> **What the task requires**: Pictures do not belong in the copy; quote every entry below exactly.

>> START Source data

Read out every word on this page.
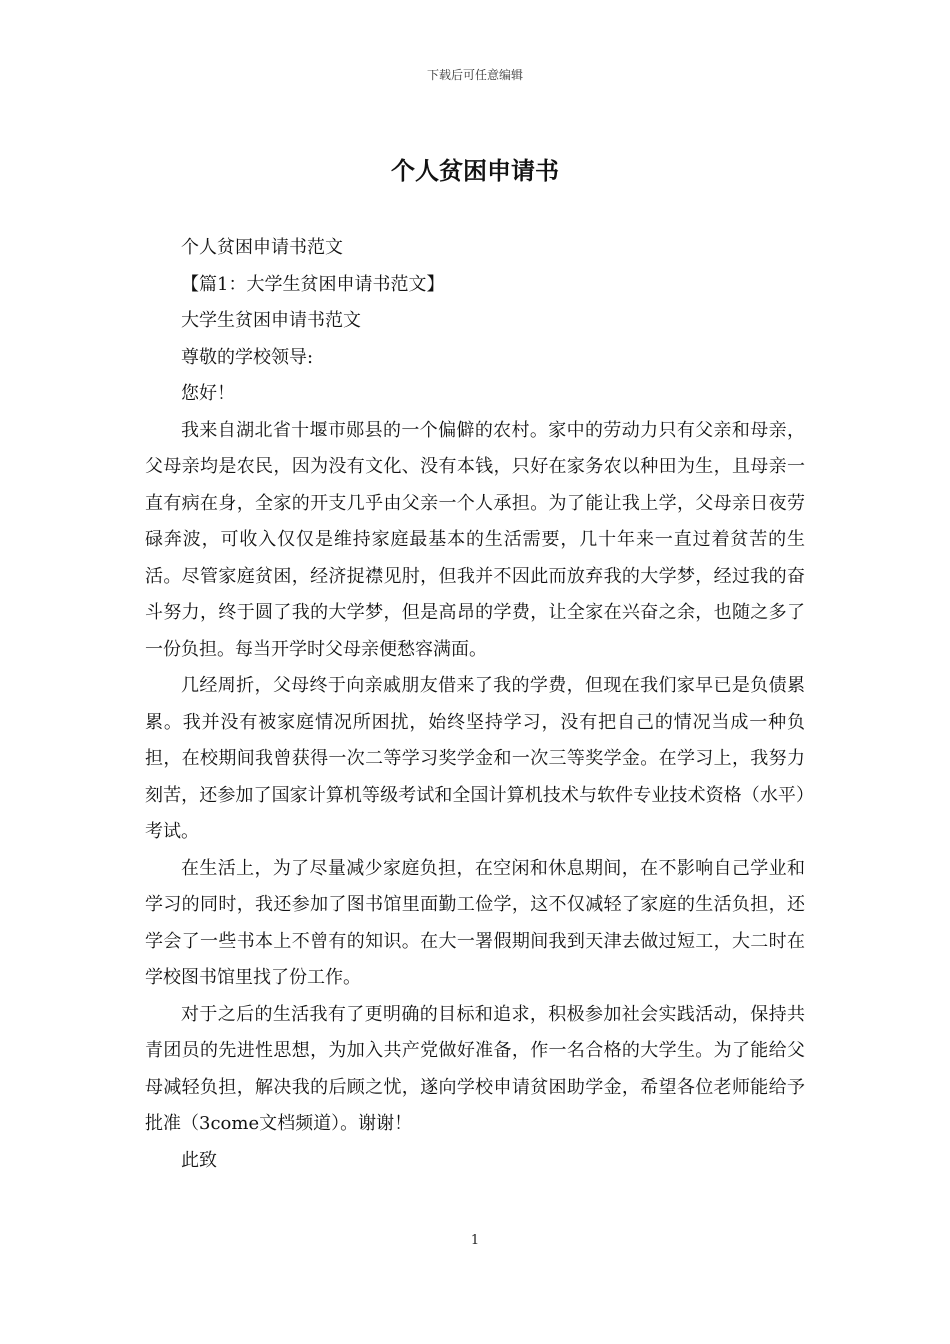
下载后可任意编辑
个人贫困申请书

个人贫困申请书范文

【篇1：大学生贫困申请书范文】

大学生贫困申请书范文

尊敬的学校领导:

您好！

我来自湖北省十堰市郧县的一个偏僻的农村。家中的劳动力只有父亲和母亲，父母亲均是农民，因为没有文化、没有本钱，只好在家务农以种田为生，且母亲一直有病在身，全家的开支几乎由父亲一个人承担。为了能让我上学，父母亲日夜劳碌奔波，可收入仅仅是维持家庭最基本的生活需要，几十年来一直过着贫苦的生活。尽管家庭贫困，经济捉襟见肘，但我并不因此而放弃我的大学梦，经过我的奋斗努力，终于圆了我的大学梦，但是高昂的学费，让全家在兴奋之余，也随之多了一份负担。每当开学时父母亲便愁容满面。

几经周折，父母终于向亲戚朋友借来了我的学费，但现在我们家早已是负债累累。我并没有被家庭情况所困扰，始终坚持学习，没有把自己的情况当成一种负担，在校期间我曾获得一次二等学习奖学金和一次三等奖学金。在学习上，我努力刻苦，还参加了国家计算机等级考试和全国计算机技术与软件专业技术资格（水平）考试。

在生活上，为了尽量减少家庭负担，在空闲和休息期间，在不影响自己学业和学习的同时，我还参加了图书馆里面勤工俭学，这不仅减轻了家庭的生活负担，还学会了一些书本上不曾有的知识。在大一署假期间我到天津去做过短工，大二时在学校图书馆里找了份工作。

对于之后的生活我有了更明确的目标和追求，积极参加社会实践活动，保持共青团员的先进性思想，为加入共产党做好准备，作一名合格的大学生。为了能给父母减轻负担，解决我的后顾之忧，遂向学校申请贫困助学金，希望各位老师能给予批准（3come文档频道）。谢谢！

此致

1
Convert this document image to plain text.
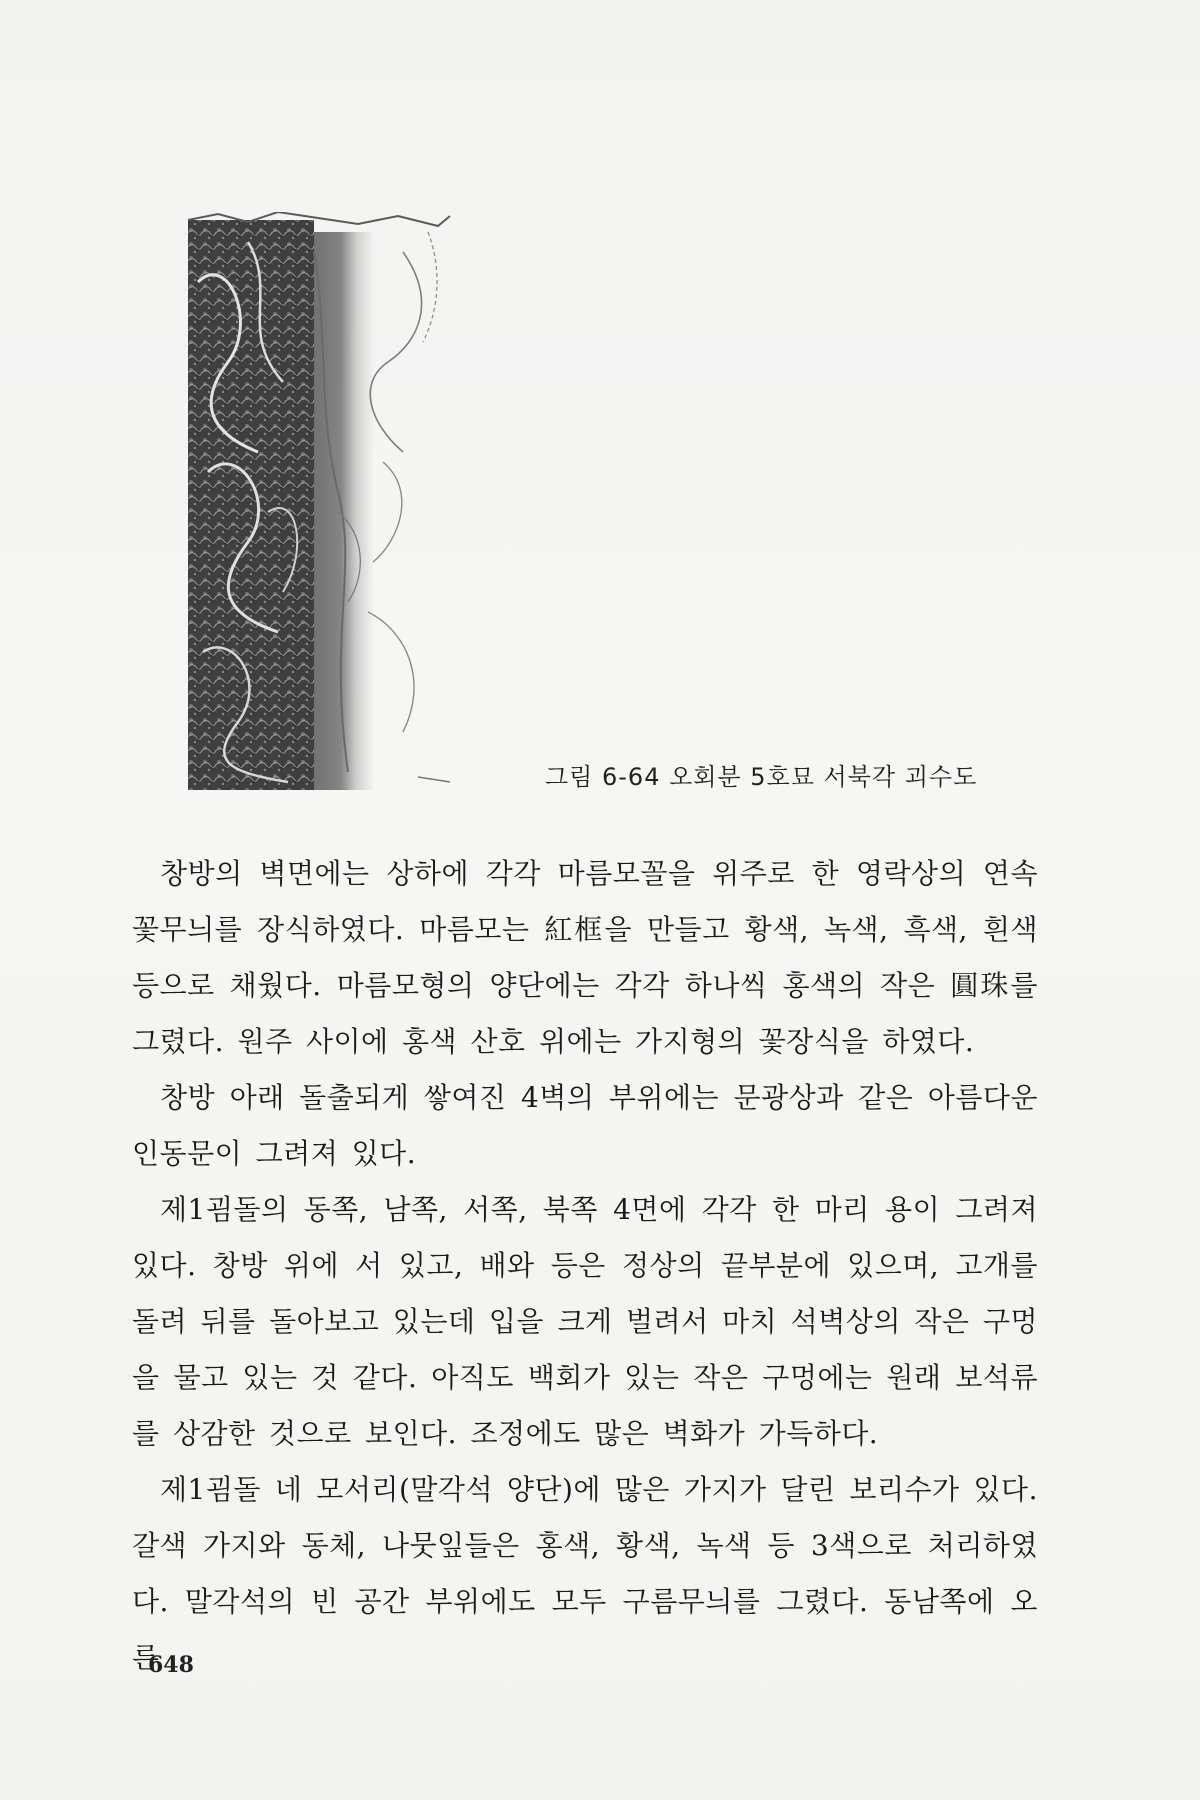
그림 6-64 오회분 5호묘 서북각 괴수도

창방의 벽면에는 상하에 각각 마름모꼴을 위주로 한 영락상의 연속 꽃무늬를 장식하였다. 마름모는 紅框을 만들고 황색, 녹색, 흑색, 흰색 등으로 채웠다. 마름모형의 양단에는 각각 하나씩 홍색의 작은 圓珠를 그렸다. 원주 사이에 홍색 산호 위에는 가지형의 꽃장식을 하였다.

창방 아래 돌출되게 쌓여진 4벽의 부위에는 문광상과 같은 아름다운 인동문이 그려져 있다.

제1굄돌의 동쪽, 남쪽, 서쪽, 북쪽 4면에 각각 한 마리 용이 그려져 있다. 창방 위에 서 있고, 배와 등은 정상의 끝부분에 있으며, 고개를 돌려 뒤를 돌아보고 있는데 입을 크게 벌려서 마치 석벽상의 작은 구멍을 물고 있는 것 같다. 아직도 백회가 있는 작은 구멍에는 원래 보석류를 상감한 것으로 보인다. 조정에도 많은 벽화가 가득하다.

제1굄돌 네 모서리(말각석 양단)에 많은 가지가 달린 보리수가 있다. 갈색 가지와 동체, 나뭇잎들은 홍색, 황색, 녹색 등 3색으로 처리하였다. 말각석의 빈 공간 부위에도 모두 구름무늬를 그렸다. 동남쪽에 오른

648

>> END Source data

> **Result**:
Read out every word on this page.
下载后可任意编辑
个人贫困申请书

个人贫困申请书范文

【篇1：大学生贫困申请书范文】

大学生贫困申请书范文

尊敬的学校领导:

您好！

我来自湖北省十堰市郧县的一个偏僻的农村。家中的劳动力只有父亲和母亲，父母亲均是农民，因为没有文化、没有本钱，只好在家务农以种田为生，且母亲一直有病在身，全家的开支几乎由父亲一个人承担。为了能让我上学，父母亲日夜劳碌奔波，可收入仅仅是维持家庭最基本的生活需要，几十年来一直过着贫苦的生活。尽管家庭贫困，经济捉襟见肘，但我并不因此而放弃我的大学梦，经过我的奋斗努力，终于圆了我的大学梦，但是高昂的学费，让全家在兴奋之余，也随之多了一份负担。每当开学时父母亲便愁容满面。

几经周折，父母终于向亲戚朋友借来了我的学费，但现在我们家早已是负债累累。我并没有被家庭情况所困扰，始终坚持学习，没有把自己的情况当成一种负担，在校期间我曾获得一次二等学习奖学金和一次三等奖学金。在学习上，我努力刻苦，还参加了国家计算机等级考试和全国计算机技术与软件专业技术资格（水平）考试。

在生活上，为了尽量减少家庭负担，在空闲和休息期间，在不影响自己学业和学习的同时，我还参加了图书馆里面勤工俭学，这不仅减轻了家庭的生活负担，还学会了一些书本上不曾有的知识。在大一署假期间我到天津去做过短工，大二时在学校图书馆里找了份工作。

对于之后的生活我有了更明确的目标和追求，积极参加社会实践活动，保持共青团员的先进性思想，为加入共产党做好准备，作一名合格的大学生。为了能给父母减轻负担，解决我的后顾之忧，遂向学校申请贫困助学金，希望各位老师能给予批准（3come文档频道）。谢谢！

此致

1
Convert this document image to plain text.
그림 6-64 오회분 5호묘 서북각 괴수도

창방의 벽면에는 상하에 각각 마름모꼴을 위주로 한 영락상의 연속 꽃무늬를 장식하였다. 마름모는 紅框을 만들고 황색, 녹색, 흑색, 흰색 등으로 채웠다. 마름모형의 양단에는 각각 하나씩 홍색의 작은 圓珠를 그렸다. 원주 사이에 홍색 산호 위에는 가지형의 꽃장식을 하였다.

창방 아래 돌출되게 쌓여진 4벽의 부위에는 문광상과 같은 아름다운 인동문이 그려져 있다.

제1굄돌의 동쪽, 남쪽, 서쪽, 북쪽 4면에 각각 한 마리 용이 그려져 있다. 창방 위에 서 있고, 배와 등은 정상의 끝부분에 있으며, 고개를 돌려 뒤를 돌아보고 있는데 입을 크게 벌려서 마치 석벽상의 작은 구멍을 물고 있는 것 같다. 아직도 백회가 있는 작은 구멍에는 원래 보석류를 상감한 것으로 보인다. 조정에도 많은 벽화가 가득하다.

제1굄돌 네 모서리(말각석 양단)에 많은 가지가 달린 보리수가 있다. 갈색 가지와 동체, 나뭇잎들은 홍색, 황색, 녹색 등 3색으로 처리하였다. 말각석의 빈 공간 부위에도 모두 구름무늬를 그렸다. 동남쪽에 오른

648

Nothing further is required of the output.